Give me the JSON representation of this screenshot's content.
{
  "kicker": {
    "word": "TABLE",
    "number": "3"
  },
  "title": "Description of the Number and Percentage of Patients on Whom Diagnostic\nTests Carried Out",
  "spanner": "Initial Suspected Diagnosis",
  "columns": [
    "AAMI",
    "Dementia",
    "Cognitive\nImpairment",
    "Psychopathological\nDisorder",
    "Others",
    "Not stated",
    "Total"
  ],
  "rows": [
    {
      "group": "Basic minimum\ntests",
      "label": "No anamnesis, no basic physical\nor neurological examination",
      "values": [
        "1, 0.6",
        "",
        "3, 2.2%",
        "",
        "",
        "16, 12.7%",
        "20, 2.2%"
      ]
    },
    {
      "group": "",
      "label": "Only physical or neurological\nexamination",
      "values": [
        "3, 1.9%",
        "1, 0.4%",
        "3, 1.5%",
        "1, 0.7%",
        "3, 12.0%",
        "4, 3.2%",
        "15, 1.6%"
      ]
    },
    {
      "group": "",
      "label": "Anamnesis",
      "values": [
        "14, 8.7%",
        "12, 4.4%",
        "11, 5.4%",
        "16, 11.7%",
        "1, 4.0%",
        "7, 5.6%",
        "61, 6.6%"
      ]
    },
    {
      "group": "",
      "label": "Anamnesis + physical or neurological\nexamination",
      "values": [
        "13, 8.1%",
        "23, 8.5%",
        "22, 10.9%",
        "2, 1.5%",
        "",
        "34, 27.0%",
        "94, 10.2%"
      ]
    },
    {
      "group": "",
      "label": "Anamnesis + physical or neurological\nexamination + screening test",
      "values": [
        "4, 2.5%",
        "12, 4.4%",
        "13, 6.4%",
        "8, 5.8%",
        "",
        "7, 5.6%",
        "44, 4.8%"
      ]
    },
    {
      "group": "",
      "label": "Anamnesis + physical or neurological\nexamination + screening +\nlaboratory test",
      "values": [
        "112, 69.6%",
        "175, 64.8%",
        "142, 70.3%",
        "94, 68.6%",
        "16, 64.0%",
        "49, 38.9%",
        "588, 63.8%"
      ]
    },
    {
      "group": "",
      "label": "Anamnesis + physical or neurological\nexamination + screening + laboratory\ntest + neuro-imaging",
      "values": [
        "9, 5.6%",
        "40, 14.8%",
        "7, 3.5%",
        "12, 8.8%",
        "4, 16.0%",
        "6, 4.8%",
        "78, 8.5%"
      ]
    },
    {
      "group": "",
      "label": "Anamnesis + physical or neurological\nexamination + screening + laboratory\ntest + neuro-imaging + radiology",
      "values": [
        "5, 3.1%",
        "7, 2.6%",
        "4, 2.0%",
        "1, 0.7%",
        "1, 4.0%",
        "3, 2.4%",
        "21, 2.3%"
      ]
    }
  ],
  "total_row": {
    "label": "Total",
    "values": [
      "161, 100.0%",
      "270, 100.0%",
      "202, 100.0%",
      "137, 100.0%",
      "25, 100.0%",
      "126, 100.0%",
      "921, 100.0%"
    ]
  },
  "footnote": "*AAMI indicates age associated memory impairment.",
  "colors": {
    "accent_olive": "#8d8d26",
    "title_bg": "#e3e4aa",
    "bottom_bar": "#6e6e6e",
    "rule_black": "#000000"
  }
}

HOW TO COMPLETE THIS TASK: Using the records above, report the count of lines holding "imaging" and nothing else.

REPLY: 2